**Aim of the task**
Return each entry exactly, omitting nothing.

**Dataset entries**

======

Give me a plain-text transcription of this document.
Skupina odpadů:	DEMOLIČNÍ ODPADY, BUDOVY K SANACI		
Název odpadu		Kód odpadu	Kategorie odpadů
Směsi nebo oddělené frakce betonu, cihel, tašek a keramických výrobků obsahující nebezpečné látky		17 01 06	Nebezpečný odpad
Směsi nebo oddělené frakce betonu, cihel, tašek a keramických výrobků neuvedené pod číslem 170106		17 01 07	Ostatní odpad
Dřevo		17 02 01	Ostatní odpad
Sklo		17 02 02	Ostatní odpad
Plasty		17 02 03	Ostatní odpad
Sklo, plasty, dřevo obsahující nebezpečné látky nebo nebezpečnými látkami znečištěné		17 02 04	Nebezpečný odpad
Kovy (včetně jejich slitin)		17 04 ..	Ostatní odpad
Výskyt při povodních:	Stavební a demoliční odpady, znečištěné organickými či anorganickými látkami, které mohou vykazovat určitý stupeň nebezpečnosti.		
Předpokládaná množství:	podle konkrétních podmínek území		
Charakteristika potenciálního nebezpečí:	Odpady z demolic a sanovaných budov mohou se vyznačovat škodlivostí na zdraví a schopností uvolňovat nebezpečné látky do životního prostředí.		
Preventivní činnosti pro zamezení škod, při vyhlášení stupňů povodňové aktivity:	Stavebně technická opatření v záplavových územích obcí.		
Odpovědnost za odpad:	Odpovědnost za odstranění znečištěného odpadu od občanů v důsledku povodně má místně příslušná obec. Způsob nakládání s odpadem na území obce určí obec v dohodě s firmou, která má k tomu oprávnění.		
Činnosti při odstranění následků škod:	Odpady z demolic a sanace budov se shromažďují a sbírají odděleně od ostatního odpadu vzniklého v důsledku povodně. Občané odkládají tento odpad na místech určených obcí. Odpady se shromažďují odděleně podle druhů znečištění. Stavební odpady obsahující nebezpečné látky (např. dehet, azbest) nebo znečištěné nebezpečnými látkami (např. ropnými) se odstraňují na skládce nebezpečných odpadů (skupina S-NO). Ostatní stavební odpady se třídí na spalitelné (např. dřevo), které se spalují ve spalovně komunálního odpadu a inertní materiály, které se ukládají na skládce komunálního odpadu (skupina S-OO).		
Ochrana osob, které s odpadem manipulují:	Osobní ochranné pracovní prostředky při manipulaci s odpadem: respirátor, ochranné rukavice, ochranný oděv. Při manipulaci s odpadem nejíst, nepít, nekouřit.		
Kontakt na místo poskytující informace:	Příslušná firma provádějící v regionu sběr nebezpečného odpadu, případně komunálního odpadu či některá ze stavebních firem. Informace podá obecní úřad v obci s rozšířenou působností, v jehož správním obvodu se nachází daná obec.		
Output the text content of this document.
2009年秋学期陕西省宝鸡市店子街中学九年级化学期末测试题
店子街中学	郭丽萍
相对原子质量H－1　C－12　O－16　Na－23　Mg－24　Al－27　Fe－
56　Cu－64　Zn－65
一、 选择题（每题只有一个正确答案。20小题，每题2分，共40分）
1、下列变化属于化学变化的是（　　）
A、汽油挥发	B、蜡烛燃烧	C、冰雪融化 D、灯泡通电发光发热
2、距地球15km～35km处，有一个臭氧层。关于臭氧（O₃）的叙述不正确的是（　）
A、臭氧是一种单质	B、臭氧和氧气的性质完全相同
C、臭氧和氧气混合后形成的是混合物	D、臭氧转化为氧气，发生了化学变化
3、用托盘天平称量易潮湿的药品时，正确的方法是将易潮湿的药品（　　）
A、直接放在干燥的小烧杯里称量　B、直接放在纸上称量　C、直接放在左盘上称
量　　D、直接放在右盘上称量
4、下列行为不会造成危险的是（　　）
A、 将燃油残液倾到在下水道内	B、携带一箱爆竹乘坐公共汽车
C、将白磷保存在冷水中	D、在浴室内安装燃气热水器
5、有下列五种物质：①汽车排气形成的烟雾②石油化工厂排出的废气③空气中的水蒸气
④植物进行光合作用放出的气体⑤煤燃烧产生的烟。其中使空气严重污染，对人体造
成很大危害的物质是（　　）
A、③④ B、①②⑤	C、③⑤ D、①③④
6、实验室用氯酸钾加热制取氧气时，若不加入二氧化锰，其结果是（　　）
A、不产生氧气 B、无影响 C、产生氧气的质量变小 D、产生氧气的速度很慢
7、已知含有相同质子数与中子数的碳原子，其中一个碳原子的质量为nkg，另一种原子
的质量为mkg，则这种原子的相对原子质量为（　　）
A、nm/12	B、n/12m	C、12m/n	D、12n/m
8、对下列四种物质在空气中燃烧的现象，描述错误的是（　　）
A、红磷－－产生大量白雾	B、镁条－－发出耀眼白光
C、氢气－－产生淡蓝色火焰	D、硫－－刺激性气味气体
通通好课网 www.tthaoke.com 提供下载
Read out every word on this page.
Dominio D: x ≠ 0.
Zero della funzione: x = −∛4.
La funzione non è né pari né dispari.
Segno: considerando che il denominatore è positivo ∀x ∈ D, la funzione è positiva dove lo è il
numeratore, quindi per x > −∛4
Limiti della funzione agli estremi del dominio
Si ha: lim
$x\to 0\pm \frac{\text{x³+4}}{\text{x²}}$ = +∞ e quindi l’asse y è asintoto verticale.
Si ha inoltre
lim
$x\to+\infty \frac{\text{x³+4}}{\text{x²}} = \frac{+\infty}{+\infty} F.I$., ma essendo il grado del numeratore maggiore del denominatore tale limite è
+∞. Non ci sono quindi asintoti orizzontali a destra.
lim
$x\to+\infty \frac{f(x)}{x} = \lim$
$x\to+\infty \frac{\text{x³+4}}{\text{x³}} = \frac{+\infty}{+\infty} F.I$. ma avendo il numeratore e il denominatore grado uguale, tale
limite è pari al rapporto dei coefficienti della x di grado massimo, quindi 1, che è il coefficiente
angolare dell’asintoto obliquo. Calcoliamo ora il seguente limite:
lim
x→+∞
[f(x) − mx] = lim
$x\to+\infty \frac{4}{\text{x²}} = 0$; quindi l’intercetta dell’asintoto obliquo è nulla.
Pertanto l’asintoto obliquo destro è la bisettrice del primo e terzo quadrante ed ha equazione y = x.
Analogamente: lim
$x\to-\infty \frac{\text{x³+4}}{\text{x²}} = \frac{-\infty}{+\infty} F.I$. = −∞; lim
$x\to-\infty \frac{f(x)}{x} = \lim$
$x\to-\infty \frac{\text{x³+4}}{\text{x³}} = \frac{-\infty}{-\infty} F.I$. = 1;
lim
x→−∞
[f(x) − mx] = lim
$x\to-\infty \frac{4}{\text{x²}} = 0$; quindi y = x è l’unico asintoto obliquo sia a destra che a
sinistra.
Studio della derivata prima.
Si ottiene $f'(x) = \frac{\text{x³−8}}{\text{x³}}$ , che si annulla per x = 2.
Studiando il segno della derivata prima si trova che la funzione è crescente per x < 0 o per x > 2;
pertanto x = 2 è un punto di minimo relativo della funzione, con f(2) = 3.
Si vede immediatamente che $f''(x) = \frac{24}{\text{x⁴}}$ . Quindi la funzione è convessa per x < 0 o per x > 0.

======

**Task result**
Give me a plain-text transcription of this document.
Skupina odpadů:	DEMOLIČNÍ ODPADY, BUDOVY K SANACI		
Název odpadu		Kód odpadu	Kategorie odpadů
Směsi nebo oddělené frakce betonu, cihel, tašek a keramických výrobků obsahující nebezpečné látky		17 01 06	Nebezpečný odpad
Směsi nebo oddělené frakce betonu, cihel, tašek a keramických výrobků neuvedené pod číslem 170106		17 01 07	Ostatní odpad
Dřevo		17 02 01	Ostatní odpad
Sklo		17 02 02	Ostatní odpad
Plasty		17 02 03	Ostatní odpad
Sklo, plasty, dřevo obsahující nebezpečné látky nebo nebezpečnými látkami znečištěné		17 02 04	Nebezpečný odpad
Kovy (včetně jejich slitin)		17 04 ..	Ostatní odpad
Výskyt při povodních:	Stavební a demoliční odpady, znečištěné organickými či anorganickými látkami, které mohou vykazovat určitý stupeň nebezpečnosti.		
Předpokládaná množství:	podle konkrétních podmínek území		
Charakteristika potenciálního nebezpečí:	Odpady z demolic a sanovaných budov mohou se vyznačovat škodlivostí na zdraví a schopností uvolňovat nebezpečné látky do životního prostředí.		
Preventivní činnosti pro zamezení škod, při vyhlášení stupňů povodňové aktivity:	Stavebně technická opatření v záplavových územích obcí.		
Odpovědnost za odpad:	Odpovědnost za odstranění znečištěného odpadu od občanů v důsledku povodně má místně příslušná obec. Způsob nakládání s odpadem na území obce určí obec v dohodě s firmou, která má k tomu oprávnění.		
Činnosti při odstranění následků škod:	Odpady z demolic a sanace budov se shromažďují a sbírají odděleně od ostatního odpadu vzniklého v důsledku povodně. Občané odkládají tento odpad na místech určených obcí. Odpady se shromažďují odděleně podle druhů znečištění. Stavební odpady obsahující nebezpečné látky (např. dehet, azbest) nebo znečištěné nebezpečnými látkami (např. ropnými) se odstraňují na skládce nebezpečných odpadů (skupina S-NO). Ostatní stavební odpady se třídí na spalitelné (např. dřevo), které se spalují ve spalovně komunálního odpadu a inertní materiály, které se ukládají na skládce komunálního odpadu (skupina S-OO).		
Ochrana osob, které s odpadem manipulují:	Osobní ochranné pracovní prostředky při manipulaci s odpadem: respirátor, ochranné rukavice, ochranný oděv. Při manipulaci s odpadem nejíst, nepít, nekouřit.		
Kontakt na místo poskytující informace:	Příslušná firma provádějící v regionu sběr nebezpečného odpadu, případně komunálního odpadu či některá ze stavebních firem. Informace podá obecní úřad v obci s rozšířenou působností, v jehož správním obvodu se nachází daná obec.		
Output the text content of this document.
2009年秋学期陕西省宝鸡市店子街中学九年级化学期末测试题
店子街中学	郭丽萍
相对原子质量H－1　C－12　O－16　Na－23　Mg－24　Al－27　Fe－
56　Cu－64　Zn－65
一、 选择题（每题只有一个正确答案。20小题，每题2分，共40分）
1、下列变化属于化学变化的是（　　）
A、汽油挥发	B、蜡烛燃烧	C、冰雪融化 D、灯泡通电发光发热
2、距地球15km～35km处，有一个臭氧层。关于臭氧（O₃）的叙述不正确的是（　）
A、臭氧是一种单质	B、臭氧和氧气的性质完全相同
C、臭氧和氧气混合后形成的是混合物	D、臭氧转化为氧气，发生了化学变化
3、用托盘天平称量易潮湿的药品时，正确的方法是将易潮湿的药品（　　）
A、直接放在干燥的小烧杯里称量　B、直接放在纸上称量　C、直接放在左盘上称
量　　D、直接放在右盘上称量
4、下列行为不会造成危险的是（　　）
A、 将燃油残液倾到在下水道内	B、携带一箱爆竹乘坐公共汽车
C、将白磷保存在冷水中	D、在浴室内安装燃气热水器
5、有下列五种物质：①汽车排气形成的烟雾②石油化工厂排出的废气③空气中的水蒸气
④植物进行光合作用放出的气体⑤煤燃烧产生的烟。其中使空气严重污染，对人体造
成很大危害的物质是（　　）
A、③④ B、①②⑤	C、③⑤ D、①③④
6、实验室用氯酸钾加热制取氧气时，若不加入二氧化锰，其结果是（　　）
A、不产生氧气 B、无影响 C、产生氧气的质量变小 D、产生氧气的速度很慢
7、已知含有相同质子数与中子数的碳原子，其中一个碳原子的质量为nkg，另一种原子
的质量为mkg，则这种原子的相对原子质量为（　　）
A、nm/12	B、n/12m	C、12m/n	D、12n/m
8、对下列四种物质在空气中燃烧的现象，描述错误的是（　　）
A、红磷－－产生大量白雾	B、镁条－－发出耀眼白光
C、氢气－－产生淡蓝色火焰	D、硫－－刺激性气味气体
通通好课网 www.tthaoke.com 提供下载
Read out every word on this page.
Dominio D: x ≠ 0.
Zero della funzione: x = −∛4.
La funzione non è né pari né dispari.
Segno: considerando che il denominatore è positivo ∀x ∈ D, la funzione è positiva dove lo è il
numeratore, quindi per x > −∛4
Limiti della funzione agli estremi del dominio
Si ha: lim
$x\to 0\pm \frac{\text{x³+4}}{\text{x²}}$ = +∞ e quindi l’asse y è asintoto verticale.
Si ha inoltre
lim
$x\to+\infty \frac{\text{x³+4}}{\text{x²}} = \frac{+\infty}{+\infty} F.I$., ma essendo il grado del numeratore maggiore del denominatore tale limite è
+∞. Non ci sono quindi asintoti orizzontali a destra.
lim
$x\to+\infty \frac{f(x)}{x} = \lim$
$x\to+\infty \frac{\text{x³+4}}{\text{x³}} = \frac{+\infty}{+\infty} F.I$. ma avendo il numeratore e il denominatore grado uguale, tale
limite è pari al rapporto dei coefficienti della x di grado massimo, quindi 1, che è il coefficiente
angolare dell’asintoto obliquo. Calcoliamo ora il seguente limite:
lim
x→+∞
[f(x) − mx] = lim
$x\to+\infty \frac{4}{\text{x²}} = 0$; quindi l’intercetta dell’asintoto obliquo è nulla.
Pertanto l’asintoto obliquo destro è la bisettrice del primo e terzo quadrante ed ha equazione y = x.
Analogamente: lim
$x\to-\infty \frac{\text{x³+4}}{\text{x²}} = \frac{-\infty}{+\infty} F.I$. = −∞; lim
$x\to-\infty \frac{f(x)}{x} = \lim$
$x\to-\infty \frac{\text{x³+4}}{\text{x³}} = \frac{-\infty}{-\infty} F.I$. = 1;
lim
x→−∞
[f(x) − mx] = lim
$x\to-\infty \frac{4}{\text{x²}} = 0$; quindi y = x è l’unico asintoto obliquo sia a destra che a
sinistra.
Studio della derivata prima.
Si ottiene $f'(x) = \frac{\text{x³−8}}{\text{x³}}$ , che si annulla per x = 2.
Studiando il segno della derivata prima si trova che la funzione è crescente per x < 0 o per x > 2;
pertanto x = 2 è un punto di minimo relativo della funzione, con f(2) = 3.
Si vede immediatamente che $f''(x) = \frac{24}{\text{x⁴}}$ . Quindi la funzione è convessa per x < 0 o per x > 0.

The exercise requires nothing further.